Reading passage
There are several recent discoveries from the world of psychology that entrepreneurs can use to help manage themselves to be more productive and successful. As a side benefit, using these techniques might also make you feel more in control and less stressed.
If you run a small business, you probably have a marketing plan that outlines your goals for driving sales growth. If you are like most entrepreneurs, though, there are probably some goals in that plan you have been ignoring for awhile. Entrepreneurs, like everyone else, sometimes need help keeping ourselves on task so that we can accomplish our business objectives. The problem is that while you know your goals, but you can’t “do” a goal. You can only “do” an action. Since you don’t have a boss to answer to, your job as the entrepreneur is to identify the action steps that will help you accomplish your goals. It takes thought and planning to identify these actions, and then it takes a motivation and measurement system to help you keep performing the actions and stay on track to the goal.

Required work
In the passage about entrepreneurs and their goals, what job does the entrepreneur have because there is no boss to answer to? Rely only on the text above.

Material provided

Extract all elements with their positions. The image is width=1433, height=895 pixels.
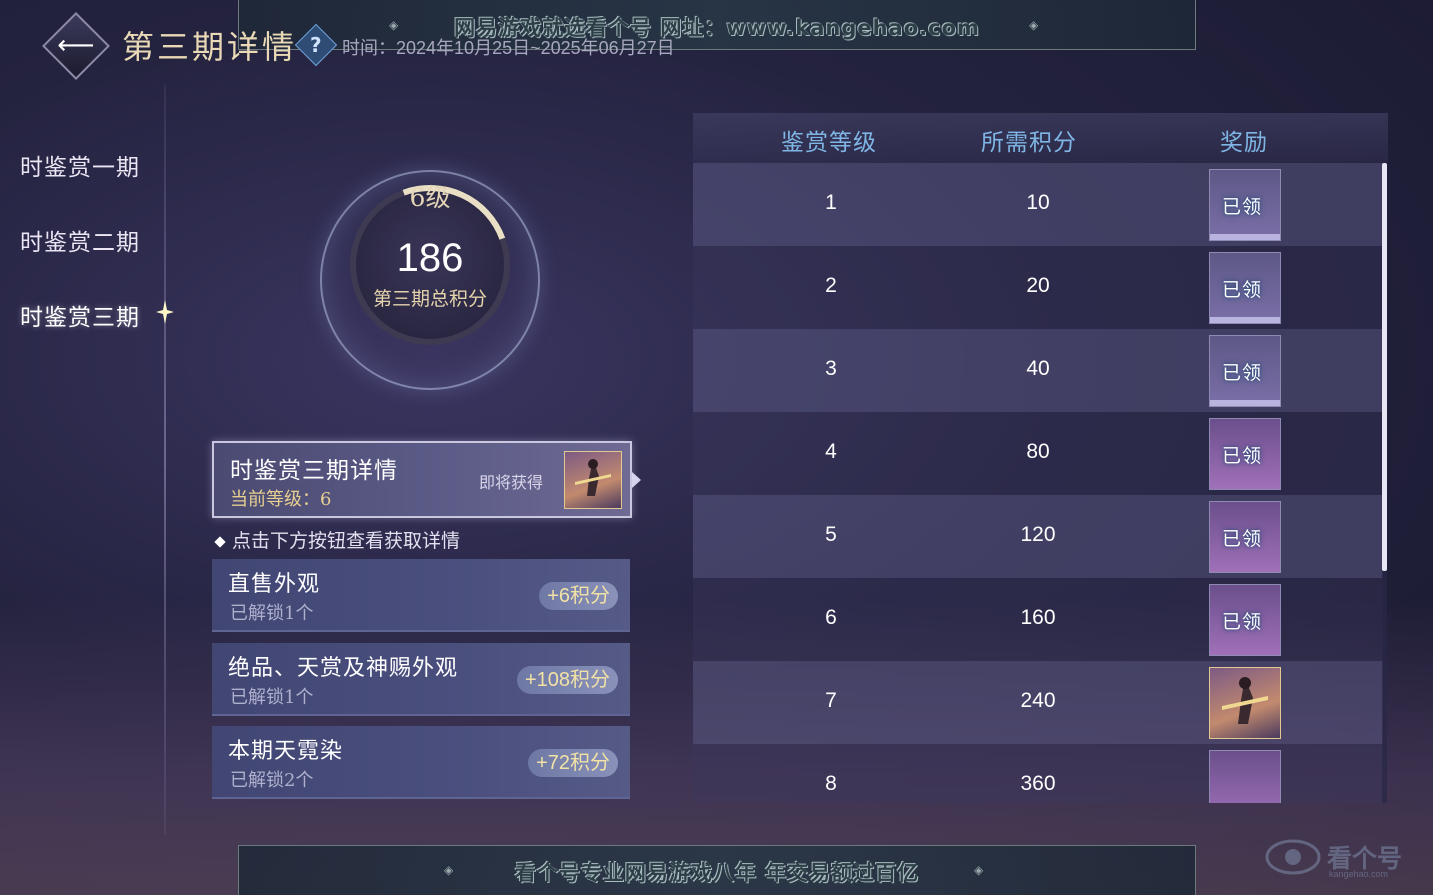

Written answer
To identify the action steps that will help accomplish the goals.